__Stated exercise__
Single out each line with the word "заготовки" and copy it.
--
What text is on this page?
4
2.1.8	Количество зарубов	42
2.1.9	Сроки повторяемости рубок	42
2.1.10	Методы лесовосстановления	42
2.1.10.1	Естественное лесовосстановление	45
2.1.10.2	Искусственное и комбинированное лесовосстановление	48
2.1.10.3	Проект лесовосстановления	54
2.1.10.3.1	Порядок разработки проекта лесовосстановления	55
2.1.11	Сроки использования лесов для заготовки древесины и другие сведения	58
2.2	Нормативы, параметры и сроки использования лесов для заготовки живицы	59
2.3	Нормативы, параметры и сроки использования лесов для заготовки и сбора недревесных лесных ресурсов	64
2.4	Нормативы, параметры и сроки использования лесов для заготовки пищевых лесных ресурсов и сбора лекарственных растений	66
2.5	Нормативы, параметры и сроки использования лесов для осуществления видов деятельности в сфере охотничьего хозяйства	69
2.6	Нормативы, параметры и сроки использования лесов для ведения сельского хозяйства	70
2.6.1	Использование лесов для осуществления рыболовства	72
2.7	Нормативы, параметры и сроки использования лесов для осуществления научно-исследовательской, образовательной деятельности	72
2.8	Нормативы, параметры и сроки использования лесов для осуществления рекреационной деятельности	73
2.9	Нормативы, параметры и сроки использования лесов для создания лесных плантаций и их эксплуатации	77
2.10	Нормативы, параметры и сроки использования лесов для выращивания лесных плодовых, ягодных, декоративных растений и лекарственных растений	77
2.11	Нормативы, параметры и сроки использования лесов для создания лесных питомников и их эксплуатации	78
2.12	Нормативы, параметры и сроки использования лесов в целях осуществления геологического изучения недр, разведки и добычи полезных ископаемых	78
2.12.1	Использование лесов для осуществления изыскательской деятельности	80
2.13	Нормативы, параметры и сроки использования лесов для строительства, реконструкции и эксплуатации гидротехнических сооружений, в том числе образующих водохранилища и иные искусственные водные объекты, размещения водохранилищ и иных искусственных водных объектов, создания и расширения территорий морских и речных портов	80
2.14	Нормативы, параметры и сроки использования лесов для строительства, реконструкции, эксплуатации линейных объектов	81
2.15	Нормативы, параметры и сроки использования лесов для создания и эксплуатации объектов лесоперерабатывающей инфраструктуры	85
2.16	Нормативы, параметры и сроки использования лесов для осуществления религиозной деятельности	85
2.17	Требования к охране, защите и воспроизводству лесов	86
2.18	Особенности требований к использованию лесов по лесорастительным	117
--
__Solution below__
2.1.11	Сроки использования лесов для заготовки древесины и другие сведения	58
2.2	Нормативы, параметры и сроки использования лесов для заготовки живицы	59
2.3	Нормативы, параметры и сроки использования лесов для заготовки и сбора недревесных лесных ресурсов	64
2.4	Нормативы, параметры и сроки использования лесов для заготовки пищевых лесных ресурсов и сбора лекарственных растений	66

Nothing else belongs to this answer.